[Figure record listings]

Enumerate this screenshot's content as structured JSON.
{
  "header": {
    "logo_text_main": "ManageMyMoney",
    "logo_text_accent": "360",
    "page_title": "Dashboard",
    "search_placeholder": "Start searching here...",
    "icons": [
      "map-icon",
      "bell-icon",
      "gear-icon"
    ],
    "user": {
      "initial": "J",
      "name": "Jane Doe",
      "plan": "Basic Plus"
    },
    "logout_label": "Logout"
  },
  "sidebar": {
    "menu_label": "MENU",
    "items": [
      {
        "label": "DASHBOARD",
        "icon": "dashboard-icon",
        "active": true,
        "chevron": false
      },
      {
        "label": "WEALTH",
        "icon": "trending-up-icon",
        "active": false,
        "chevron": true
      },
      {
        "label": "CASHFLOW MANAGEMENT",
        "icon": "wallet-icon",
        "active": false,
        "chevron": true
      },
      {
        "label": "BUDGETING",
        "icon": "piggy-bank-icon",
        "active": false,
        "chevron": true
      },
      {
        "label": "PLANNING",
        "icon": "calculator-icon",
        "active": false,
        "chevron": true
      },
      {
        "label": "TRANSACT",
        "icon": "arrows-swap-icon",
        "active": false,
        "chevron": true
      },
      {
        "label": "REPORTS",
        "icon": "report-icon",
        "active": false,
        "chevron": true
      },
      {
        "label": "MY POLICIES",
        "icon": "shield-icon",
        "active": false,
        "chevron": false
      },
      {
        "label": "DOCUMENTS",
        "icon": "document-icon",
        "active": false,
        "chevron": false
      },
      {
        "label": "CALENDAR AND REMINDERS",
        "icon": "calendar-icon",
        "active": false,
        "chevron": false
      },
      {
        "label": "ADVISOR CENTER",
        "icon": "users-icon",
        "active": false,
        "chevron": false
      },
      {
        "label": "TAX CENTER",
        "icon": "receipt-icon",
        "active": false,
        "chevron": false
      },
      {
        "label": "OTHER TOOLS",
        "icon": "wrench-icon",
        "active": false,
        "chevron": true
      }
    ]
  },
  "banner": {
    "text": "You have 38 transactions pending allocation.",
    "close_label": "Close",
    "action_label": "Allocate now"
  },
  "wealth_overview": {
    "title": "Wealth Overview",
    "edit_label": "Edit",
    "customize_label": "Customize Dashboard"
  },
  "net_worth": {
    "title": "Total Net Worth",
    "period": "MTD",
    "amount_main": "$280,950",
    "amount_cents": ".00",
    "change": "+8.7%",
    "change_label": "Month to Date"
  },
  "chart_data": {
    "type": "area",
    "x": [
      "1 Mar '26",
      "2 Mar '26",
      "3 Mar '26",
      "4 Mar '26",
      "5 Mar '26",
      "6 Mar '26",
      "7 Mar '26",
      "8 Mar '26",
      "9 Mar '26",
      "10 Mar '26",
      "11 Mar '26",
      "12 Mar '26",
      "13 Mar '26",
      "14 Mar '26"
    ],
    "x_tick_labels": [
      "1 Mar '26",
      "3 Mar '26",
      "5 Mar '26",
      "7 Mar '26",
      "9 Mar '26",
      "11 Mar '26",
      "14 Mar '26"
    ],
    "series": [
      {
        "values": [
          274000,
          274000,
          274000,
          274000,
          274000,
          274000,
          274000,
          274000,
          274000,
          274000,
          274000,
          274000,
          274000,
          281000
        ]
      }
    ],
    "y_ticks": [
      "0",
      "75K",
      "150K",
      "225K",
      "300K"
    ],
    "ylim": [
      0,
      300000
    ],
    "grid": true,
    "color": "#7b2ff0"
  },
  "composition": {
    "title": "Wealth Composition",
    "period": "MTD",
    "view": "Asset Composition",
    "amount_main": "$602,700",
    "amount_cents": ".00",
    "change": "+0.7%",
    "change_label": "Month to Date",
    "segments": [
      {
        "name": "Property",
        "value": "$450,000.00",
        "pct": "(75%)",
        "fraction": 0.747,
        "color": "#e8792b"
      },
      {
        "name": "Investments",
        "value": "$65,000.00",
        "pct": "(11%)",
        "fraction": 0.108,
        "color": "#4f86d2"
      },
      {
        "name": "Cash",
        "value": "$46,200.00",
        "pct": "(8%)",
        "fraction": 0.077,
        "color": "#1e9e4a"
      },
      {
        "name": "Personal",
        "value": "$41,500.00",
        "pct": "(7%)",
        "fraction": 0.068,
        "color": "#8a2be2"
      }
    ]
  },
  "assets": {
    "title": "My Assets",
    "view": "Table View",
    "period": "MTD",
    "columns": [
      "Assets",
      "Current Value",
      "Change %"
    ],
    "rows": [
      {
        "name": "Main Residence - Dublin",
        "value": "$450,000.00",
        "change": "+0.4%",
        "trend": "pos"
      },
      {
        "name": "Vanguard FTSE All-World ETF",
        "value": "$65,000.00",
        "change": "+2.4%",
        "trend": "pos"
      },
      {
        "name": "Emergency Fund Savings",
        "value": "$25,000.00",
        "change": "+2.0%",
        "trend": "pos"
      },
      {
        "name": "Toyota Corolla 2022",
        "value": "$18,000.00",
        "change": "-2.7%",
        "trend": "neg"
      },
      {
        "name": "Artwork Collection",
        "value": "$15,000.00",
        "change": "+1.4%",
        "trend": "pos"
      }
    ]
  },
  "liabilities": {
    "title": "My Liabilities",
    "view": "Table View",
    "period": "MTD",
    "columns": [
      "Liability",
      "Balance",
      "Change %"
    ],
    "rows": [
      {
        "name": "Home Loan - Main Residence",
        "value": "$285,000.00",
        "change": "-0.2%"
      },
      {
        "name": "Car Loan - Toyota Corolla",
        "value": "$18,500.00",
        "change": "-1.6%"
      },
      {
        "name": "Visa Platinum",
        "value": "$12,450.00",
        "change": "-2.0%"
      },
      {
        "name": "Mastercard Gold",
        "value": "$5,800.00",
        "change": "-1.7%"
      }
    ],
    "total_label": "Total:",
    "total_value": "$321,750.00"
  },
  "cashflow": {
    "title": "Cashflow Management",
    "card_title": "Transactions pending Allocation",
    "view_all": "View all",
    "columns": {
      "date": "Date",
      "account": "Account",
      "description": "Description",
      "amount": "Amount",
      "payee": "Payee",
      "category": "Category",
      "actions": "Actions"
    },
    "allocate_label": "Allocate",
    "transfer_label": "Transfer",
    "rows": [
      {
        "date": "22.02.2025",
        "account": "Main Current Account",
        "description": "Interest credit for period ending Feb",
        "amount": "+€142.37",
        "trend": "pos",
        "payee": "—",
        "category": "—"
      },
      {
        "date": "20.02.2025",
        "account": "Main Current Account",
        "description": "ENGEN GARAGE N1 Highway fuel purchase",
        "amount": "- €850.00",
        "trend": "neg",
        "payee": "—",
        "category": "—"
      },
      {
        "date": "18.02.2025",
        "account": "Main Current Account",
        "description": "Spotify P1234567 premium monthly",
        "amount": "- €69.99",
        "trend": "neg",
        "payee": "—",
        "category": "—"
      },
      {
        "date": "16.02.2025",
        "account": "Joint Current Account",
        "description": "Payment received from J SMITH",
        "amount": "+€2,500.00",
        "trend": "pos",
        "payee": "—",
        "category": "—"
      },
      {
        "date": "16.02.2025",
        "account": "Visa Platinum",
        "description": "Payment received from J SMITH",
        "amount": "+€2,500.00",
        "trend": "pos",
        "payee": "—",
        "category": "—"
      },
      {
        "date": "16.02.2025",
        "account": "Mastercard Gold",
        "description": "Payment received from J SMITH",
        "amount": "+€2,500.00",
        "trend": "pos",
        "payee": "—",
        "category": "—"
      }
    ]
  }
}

▶ [Your instructions] Write all of the records out again exactly.

▶ [Answer to this problem]
Enumerate this screenshot's content as structured JSON.
{
  "header": {
    "logo_text_main": "ManageMyMoney",
    "logo_text_accent": "360",
    "page_title": "Dashboard",
    "search_placeholder": "Start searching here...",
    "icons": [
      "map-icon",
      "bell-icon",
      "gear-icon"
    ],
    "user": {
      "initial": "J",
      "name": "Jane Doe",
      "plan": "Basic Plus"
    },
    "logout_label": "Logout"
  },
  "sidebar": {
    "menu_label": "MENU",
    "items": [
      {
        "label": "DASHBOARD",
        "icon": "dashboard-icon",
        "active": true,
        "chevron": false
      },
      {
        "label": "WEALTH",
        "icon": "trending-up-icon",
        "active": false,
        "chevron": true
      },
      {
        "label": "CASHFLOW MANAGEMENT",
        "icon": "wallet-icon",
        "active": false,
        "chevron": true
      },
      {
        "label": "BUDGETING",
        "icon": "piggy-bank-icon",
        "active": false,
        "chevron": true
      },
      {
        "label": "PLANNING",
        "icon": "calculator-icon",
        "active": false,
        "chevron": true
      },
      {
        "label": "TRANSACT",
        "icon": "arrows-swap-icon",
        "active": false,
        "chevron": true
      },
      {
        "label": "REPORTS",
        "icon": "report-icon",
        "active": false,
        "chevron": true
      },
      {
        "label": "MY POLICIES",
        "icon": "shield-icon",
        "active": false,
        "chevron": false
      },
      {
        "label": "DOCUMENTS",
        "icon": "document-icon",
        "active": false,
        "chevron": false
      },
      {
        "label": "CALENDAR AND REMINDERS",
        "icon": "calendar-icon",
        "active": false,
        "chevron": false
      },
      {
        "label": "ADVISOR CENTER",
        "icon": "users-icon",
        "active": false,
        "chevron": false
      },
      {
        "label": "TAX CENTER",
        "icon": "receipt-icon",
        "active": false,
        "chevron": false
      },
      {
        "label": "OTHER TOOLS",
        "icon": "wrench-icon",
        "active": false,
        "chevron": true
      }
    ]
  },
  "banner": {
    "text": "You have 38 transactions pending allocation.",
    "close_label": "Close",
    "action_label": "Allocate now"
  },
  "wealth_overview": {
    "title": "Wealth Overview",
    "edit_label": "Edit",
    "customize_label": "Customize Dashboard"
  },
  "net_worth": {
    "title": "Total Net Worth",
    "period": "MTD",
    "amount_main": "$280,950",
    "amount_cents": ".00",
    "change": "+8.7%",
    "change_label": "Month to Date"
  },
  "chart_data": {
    "type": "area",
    "x": [
      "1 Mar '26",
      "2 Mar '26",
      "3 Mar '26",
      "4 Mar '26",
      "5 Mar '26",
      "6 Mar '26",
      "7 Mar '26",
      "8 Mar '26",
      "9 Mar '26",
      "10 Mar '26",
      "11 Mar '26",
      "12 Mar '26",
      "13 Mar '26",
      "14 Mar '26"
    ],
    "x_tick_labels": [
      "1 Mar '26",
      "3 Mar '26",
      "5 Mar '26",
      "7 Mar '26",
      "9 Mar '26",
      "11 Mar '26",
      "14 Mar '26"
    ],
    "series": [
      {
        "values": [
          274000,
          274000,
          274000,
          274000,
          274000,
          274000,
          274000,
          274000,
          274000,
          274000,
          274000,
          274000,
          274000,
          281000
        ]
      }
    ],
    "y_ticks": [
      "0",
      "75K",
      "150K",
      "225K",
      "300K"
    ],
    "ylim": [
      0,
      300000
    ],
    "grid": true,
    "color": "#7b2ff0"
  },
  "composition": {
    "title": "Wealth Composition",
    "period": "MTD",
    "view": "Asset Composition",
    "amount_main": "$602,700",
    "amount_cents": ".00",
    "change": "+0.7%",
    "change_label": "Month to Date",
    "segments": [
      {
        "name": "Property",
        "value": "$450,000.00",
        "pct": "(75%)",
        "fraction": 0.747,
        "color": "#e8792b"
      },
      {
        "name": "Investments",
        "value": "$65,000.00",
        "pct": "(11%)",
        "fraction": 0.108,
        "color": "#4f86d2"
      },
      {
        "name": "Cash",
        "value": "$46,200.00",
        "pct": "(8%)",
        "fraction": 0.077,
        "color": "#1e9e4a"
      },
      {
        "name": "Personal",
        "value": "$41,500.00",
        "pct": "(7%)",
        "fraction": 0.068,
        "color": "#8a2be2"
      }
    ]
  },
  "assets": {
    "title": "My Assets",
    "view": "Table View",
    "period": "MTD",
    "columns": [
      "Assets",
      "Current Value",
      "Change %"
    ],
    "rows": [
      {
        "name": "Main Residence - Dublin",
        "value": "$450,000.00",
        "change": "+0.4%",
        "trend": "pos"
      },
      {
        "name": "Vanguard FTSE All-World ETF",
        "value": "$65,000.00",
        "change": "+2.4%",
        "trend": "pos"
      },
      {
        "name": "Emergency Fund Savings",
        "value": "$25,000.00",
        "change": "+2.0%",
        "trend": "pos"
      },
      {
        "name": "Toyota Corolla 2022",
        "value": "$18,000.00",
        "change": "-2.7%",
        "trend": "neg"
      },
      {
        "name": "Artwork Collection",
        "value": "$15,000.00",
        "change": "+1.4%",
        "trend": "pos"
      }
    ]
  },
  "liabilities": {
    "title": "My Liabilities",
    "view": "Table View",
    "period": "MTD",
    "columns": [
      "Liability",
      "Balance",
      "Change %"
    ],
    "rows": [
      {
        "name": "Home Loan - Main Residence",
        "value": "$285,000.00",
        "change": "-0.2%"
      },
      {
        "name": "Car Loan - Toyota Corolla",
        "value": "$18,500.00",
        "change": "-1.6%"
      },
      {
        "name": "Visa Platinum",
        "value": "$12,450.00",
        "change": "-2.0%"
      },
      {
        "name": "Mastercard Gold",
        "value": "$5,800.00",
        "change": "-1.7%"
      }
    ],
    "total_label": "Total:",
    "total_value": "$321,750.00"
  },
  "cashflow": {
    "title": "Cashflow Management",
    "card_title": "Transactions pending Allocation",
    "view_all": "View all",
    "columns": {
      "date": "Date",
      "account": "Account",
      "description": "Description",
      "amount": "Amount",
      "payee": "Payee",
      "category": "Category",
      "actions": "Actions"
    },
    "allocate_label": "Allocate",
    "transfer_label": "Transfer",
    "rows": [
      {
        "date": "22.02.2025",
        "account": "Main Current Account",
        "description": "Interest credit for period ending Feb",
        "amount": "+€142.37",
        "trend": "pos",
        "payee": "—",
        "category": "—"
      },
      {
        "date": "20.02.2025",
        "account": "Main Current Account",
        "description": "ENGEN GARAGE N1 Highway fuel purchase",
        "amount": "- €850.00",
        "trend": "neg",
        "payee": "—",
        "category": "—"
      },
      {
        "date": "18.02.2025",
        "account": "Main Current Account",
        "description": "Spotify P1234567 premium monthly",
        "amount": "- €69.99",
        "trend": "neg",
        "payee": "—",
        "category": "—"
      },
      {
        "date": "16.02.2025",
        "account": "Joint Current Account",
        "description": "Payment received from J SMITH",
        "amount": "+€2,500.00",
        "trend": "pos",
        "payee": "—",
        "category": "—"
      },
      {
        "date": "16.02.2025",
        "account": "Visa Platinum",
        "description": "Payment received from J SMITH",
        "amount": "+€2,500.00",
        "trend": "pos",
        "payee": "—",
        "category": "—"
      },
      {
        "date": "16.02.2025",
        "account": "Mastercard Gold",
        "description": "Payment received from J SMITH",
        "amount": "+€2,500.00",
        "trend": "pos",
        "payee": "—",
        "category": "—"
      }
    ]
  }
}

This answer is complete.